# Metin Bölümü:
......

Emsal Mahkeme Kararı Ankara 3. Asliye Ticaret Mahkemesi 2019/73 E. 2021/284 K. 06.04.2021 T.

Görüntülediğiniz mahkeme kararı henüz kesinleşmemiştir. Yararlı olması amacıyla eklenmiştir.

T.C. ANKARA 3. ASLİYE TİCARET MAHKEMESİ
TÜRK MİLLETİ ADINA
T.C.
ANKARA
3. ASLİYE TİCARET MAHKEMESİ
GEREKÇELİ KARAR

ESAS NO : 2019/73 Esas
KARAR NO : 2021/284

DAVA : Tazminat (Ölüm Ve Cismani Zarar Sebebiyle Açılan Tazminat)

......

# Sağlanan Veriler:
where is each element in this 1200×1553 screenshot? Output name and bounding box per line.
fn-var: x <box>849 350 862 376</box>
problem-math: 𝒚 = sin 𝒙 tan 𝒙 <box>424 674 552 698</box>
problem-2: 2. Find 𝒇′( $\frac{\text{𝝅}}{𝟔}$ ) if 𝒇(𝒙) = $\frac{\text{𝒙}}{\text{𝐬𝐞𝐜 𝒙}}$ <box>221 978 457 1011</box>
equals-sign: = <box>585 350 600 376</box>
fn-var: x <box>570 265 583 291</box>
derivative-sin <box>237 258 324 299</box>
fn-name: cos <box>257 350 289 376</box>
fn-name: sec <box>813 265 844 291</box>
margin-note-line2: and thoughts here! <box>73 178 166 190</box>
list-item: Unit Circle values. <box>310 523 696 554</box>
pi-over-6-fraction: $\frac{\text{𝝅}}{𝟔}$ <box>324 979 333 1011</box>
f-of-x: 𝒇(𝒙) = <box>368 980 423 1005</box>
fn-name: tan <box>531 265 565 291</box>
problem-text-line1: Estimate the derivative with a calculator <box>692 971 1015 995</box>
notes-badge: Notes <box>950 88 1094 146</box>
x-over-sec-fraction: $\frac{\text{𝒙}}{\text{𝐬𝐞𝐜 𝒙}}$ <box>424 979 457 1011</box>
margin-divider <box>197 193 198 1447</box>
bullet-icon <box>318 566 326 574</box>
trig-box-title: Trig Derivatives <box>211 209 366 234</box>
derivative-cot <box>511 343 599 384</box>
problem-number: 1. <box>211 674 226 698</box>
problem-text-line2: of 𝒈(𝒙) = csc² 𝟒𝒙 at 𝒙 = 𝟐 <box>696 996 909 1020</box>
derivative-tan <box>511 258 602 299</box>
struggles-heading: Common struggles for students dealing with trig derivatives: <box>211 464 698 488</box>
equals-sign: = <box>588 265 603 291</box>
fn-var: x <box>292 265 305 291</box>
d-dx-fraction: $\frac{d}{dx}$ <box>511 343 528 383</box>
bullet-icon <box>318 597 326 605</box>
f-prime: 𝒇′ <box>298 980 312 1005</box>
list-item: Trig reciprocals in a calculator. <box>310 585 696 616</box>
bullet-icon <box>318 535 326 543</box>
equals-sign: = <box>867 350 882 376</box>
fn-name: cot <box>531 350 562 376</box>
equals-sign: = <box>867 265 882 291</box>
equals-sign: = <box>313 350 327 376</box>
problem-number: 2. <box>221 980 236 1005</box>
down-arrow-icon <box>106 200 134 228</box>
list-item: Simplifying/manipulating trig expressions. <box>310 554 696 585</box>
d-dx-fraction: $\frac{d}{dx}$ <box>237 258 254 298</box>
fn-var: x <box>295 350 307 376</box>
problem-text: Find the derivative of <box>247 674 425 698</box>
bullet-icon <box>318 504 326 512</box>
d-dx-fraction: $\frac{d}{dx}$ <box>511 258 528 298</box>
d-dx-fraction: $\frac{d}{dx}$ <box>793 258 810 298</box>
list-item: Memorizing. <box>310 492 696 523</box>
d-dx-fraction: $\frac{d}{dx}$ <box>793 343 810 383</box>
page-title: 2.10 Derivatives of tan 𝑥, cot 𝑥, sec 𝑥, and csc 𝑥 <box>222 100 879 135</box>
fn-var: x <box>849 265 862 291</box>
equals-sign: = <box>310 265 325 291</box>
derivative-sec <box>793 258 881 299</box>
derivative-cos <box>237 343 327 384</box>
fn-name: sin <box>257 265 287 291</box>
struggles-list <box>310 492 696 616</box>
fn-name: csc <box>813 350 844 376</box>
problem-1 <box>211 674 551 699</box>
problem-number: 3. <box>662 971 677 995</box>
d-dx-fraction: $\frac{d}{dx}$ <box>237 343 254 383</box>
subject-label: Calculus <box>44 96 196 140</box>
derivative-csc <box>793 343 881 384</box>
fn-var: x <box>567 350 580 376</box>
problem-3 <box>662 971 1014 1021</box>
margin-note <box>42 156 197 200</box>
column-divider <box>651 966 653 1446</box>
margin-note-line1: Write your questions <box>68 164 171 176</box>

......

# Verilen Görev:
Mahkeme kararıyla ilgili metne göre şu soruları yanıtlayın:
1. Kararın esas numarası nedir?
2. Karar hangi tarihte verilmiştir?
3. Davanın konusu nedir?
Yanıtlarınızı yalnızca metne dayandırın.

# Alıştırma Yanıtı:
1. 2019/73
2. 06.04.2021
3. Tazminat (Ölüm ve Cismani Zarar Sebebiyle Açılan Tazminat)